Challenge — Transcribe all of the material exactly.

(Items listed in a dataset)
----------------

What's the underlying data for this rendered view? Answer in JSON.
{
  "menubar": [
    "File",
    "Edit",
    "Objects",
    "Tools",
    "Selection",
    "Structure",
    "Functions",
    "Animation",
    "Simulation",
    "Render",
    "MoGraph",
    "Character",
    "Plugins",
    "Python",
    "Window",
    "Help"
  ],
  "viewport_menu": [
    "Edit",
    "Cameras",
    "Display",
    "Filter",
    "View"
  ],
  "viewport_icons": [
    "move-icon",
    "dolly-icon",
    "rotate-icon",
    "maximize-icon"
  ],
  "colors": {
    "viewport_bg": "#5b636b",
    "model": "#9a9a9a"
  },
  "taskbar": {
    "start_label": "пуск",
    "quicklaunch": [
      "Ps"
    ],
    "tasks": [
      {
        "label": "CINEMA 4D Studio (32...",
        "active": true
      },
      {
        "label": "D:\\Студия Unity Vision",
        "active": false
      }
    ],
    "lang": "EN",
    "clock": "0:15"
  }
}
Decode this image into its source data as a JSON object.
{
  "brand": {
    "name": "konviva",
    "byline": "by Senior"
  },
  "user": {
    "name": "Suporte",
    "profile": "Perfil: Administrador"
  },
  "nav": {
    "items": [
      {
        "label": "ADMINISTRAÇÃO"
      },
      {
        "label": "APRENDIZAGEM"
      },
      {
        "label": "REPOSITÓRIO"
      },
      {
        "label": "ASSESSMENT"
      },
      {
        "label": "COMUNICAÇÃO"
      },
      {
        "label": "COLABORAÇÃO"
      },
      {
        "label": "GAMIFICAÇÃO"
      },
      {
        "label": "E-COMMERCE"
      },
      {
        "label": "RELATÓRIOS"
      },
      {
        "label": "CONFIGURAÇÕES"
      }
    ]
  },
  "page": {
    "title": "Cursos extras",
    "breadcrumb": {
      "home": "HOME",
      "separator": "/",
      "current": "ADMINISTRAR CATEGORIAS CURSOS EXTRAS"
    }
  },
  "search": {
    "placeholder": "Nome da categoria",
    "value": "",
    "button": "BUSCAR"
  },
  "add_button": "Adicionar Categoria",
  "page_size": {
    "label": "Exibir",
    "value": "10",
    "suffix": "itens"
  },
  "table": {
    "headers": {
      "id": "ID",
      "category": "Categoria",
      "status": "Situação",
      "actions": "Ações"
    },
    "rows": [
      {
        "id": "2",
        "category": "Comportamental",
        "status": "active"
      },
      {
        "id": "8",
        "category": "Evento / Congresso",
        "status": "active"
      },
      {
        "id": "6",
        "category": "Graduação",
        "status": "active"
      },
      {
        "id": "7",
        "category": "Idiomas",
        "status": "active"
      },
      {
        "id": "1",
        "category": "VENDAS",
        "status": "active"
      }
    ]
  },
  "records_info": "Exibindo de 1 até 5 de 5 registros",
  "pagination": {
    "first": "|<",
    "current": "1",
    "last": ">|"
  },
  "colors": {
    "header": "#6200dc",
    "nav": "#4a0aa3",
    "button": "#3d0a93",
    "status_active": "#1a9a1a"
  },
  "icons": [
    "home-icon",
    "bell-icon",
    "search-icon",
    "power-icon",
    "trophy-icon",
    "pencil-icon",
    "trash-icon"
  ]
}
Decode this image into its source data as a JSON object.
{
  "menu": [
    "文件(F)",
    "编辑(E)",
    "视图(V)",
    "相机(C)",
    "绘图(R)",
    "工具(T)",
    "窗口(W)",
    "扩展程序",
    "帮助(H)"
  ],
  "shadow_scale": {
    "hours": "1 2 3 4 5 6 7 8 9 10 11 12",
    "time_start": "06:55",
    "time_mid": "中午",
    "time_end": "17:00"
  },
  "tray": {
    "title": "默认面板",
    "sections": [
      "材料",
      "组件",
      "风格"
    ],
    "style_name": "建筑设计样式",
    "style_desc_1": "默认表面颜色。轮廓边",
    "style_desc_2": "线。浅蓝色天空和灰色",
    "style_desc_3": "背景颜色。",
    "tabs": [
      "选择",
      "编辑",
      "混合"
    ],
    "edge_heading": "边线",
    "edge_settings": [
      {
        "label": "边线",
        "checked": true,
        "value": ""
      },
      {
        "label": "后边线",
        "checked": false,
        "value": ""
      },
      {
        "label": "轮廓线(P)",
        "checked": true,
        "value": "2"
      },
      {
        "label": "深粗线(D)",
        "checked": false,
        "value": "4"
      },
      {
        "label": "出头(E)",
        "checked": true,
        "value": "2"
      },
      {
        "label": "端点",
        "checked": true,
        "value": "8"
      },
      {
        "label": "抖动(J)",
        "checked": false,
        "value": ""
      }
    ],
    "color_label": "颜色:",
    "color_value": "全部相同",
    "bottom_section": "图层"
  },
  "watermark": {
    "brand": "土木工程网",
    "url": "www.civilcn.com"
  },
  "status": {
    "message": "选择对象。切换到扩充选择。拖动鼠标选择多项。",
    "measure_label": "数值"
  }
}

----------------

Full solution —
What's the underlying data for this rendered view? Answer in JSON.
{
  "menubar": [
    "File",
    "Edit",
    "Objects",
    "Tools",
    "Selection",
    "Structure",
    "Functions",
    "Animation",
    "Simulation",
    "Render",
    "MoGraph",
    "Character",
    "Plugins",
    "Python",
    "Window",
    "Help"
  ],
  "viewport_menu": [
    "Edit",
    "Cameras",
    "Display",
    "Filter",
    "View"
  ],
  "viewport_icons": [
    "move-icon",
    "dolly-icon",
    "rotate-icon",
    "maximize-icon"
  ],
  "colors": {
    "viewport_bg": "#5b636b",
    "model": "#9a9a9a"
  },
  "taskbar": {
    "start_label": "пуск",
    "quicklaunch": [
      "Ps"
    ],
    "tasks": [
      {
        "label": "CINEMA 4D Studio (32...",
        "active": true
      },
      {
        "label": "D:\\Студия Unity Vision",
        "active": false
      }
    ],
    "lang": "EN",
    "clock": "0:15"
  }
}
Decode this image into its source data as a JSON object.
{
  "brand": {
    "name": "konviva",
    "byline": "by Senior"
  },
  "user": {
    "name": "Suporte",
    "profile": "Perfil: Administrador"
  },
  "nav": {
    "items": [
      {
        "label": "ADMINISTRAÇÃO"
      },
      {
        "label": "APRENDIZAGEM"
      },
      {
        "label": "REPOSITÓRIO"
      },
      {
        "label": "ASSESSMENT"
      },
      {
        "label": "COMUNICAÇÃO"
      },
      {
        "label": "COLABORAÇÃO"
      },
      {
        "label": "GAMIFICAÇÃO"
      },
      {
        "label": "E-COMMERCE"
      },
      {
        "label": "RELATÓRIOS"
      },
      {
        "label": "CONFIGURAÇÕES"
      }
    ]
  },
  "page": {
    "title": "Cursos extras",
    "breadcrumb": {
      "home": "HOME",
      "separator": "/",
      "current": "ADMINISTRAR CATEGORIAS CURSOS EXTRAS"
    }
  },
  "search": {
    "placeholder": "Nome da categoria",
    "value": "",
    "button": "BUSCAR"
  },
  "add_button": "Adicionar Categoria",
  "page_size": {
    "label": "Exibir",
    "value": "10",
    "suffix": "itens"
  },
  "table": {
    "headers": {
      "id": "ID",
      "category": "Categoria",
      "status": "Situação",
      "actions": "Ações"
    },
    "rows": [
      {
        "id": "2",
        "category": "Comportamental",
        "status": "active"
      },
      {
        "id": "8",
        "category": "Evento / Congresso",
        "status": "active"
      },
      {
        "id": "6",
        "category": "Graduação",
        "status": "active"
      },
      {
        "id": "7",
        "category": "Idiomas",
        "status": "active"
      },
      {
        "id": "1",
        "category": "VENDAS",
        "status": "active"
      }
    ]
  },
  "records_info": "Exibindo de 1 até 5 de 5 registros",
  "pagination": {
    "first": "|<",
    "current": "1",
    "last": ">|"
  },
  "colors": {
    "header": "#6200dc",
    "nav": "#4a0aa3",
    "button": "#3d0a93",
    "status_active": "#1a9a1a"
  },
  "icons": [
    "home-icon",
    "bell-icon",
    "search-icon",
    "power-icon",
    "trophy-icon",
    "pencil-icon",
    "trash-icon"
  ]
}
Decode this image into its source data as a JSON object.
{
  "menu": [
    "文件(F)",
    "编辑(E)",
    "视图(V)",
    "相机(C)",
    "绘图(R)",
    "工具(T)",
    "窗口(W)",
    "扩展程序",
    "帮助(H)"
  ],
  "shadow_scale": {
    "hours": "1 2 3 4 5 6 7 8 9 10 11 12",
    "time_start": "06:55",
    "time_mid": "中午",
    "time_end": "17:00"
  },
  "tray": {
    "title": "默认面板",
    "sections": [
      "材料",
      "组件",
      "风格"
    ],
    "style_name": "建筑设计样式",
    "style_desc_1": "默认表面颜色。轮廓边",
    "style_desc_2": "线。浅蓝色天空和灰色",
    "style_desc_3": "背景颜色。",
    "tabs": [
      "选择",
      "编辑",
      "混合"
    ],
    "edge_heading": "边线",
    "edge_settings": [
      {
        "label": "边线",
        "checked": true,
        "value": ""
      },
      {
        "label": "后边线",
        "checked": false,
        "value": ""
      },
      {
        "label": "轮廓线(P)",
        "checked": true,
        "value": "2"
      },
      {
        "label": "深粗线(D)",
        "checked": false,
        "value": "4"
      },
      {
        "label": "出头(E)",
        "checked": true,
        "value": "2"
      },
      {
        "label": "端点",
        "checked": true,
        "value": "8"
      },
      {
        "label": "抖动(J)",
        "checked": false,
        "value": ""
      }
    ],
    "color_label": "颜色:",
    "color_value": "全部相同",
    "bottom_section": "图层"
  },
  "watermark": {
    "brand": "土木工程网",
    "url": "www.civilcn.com"
  },
  "status": {
    "message": "选择对象。切换到扩充选择。拖动鼠标选择多项。",
    "measure_label": "数值"
  }
}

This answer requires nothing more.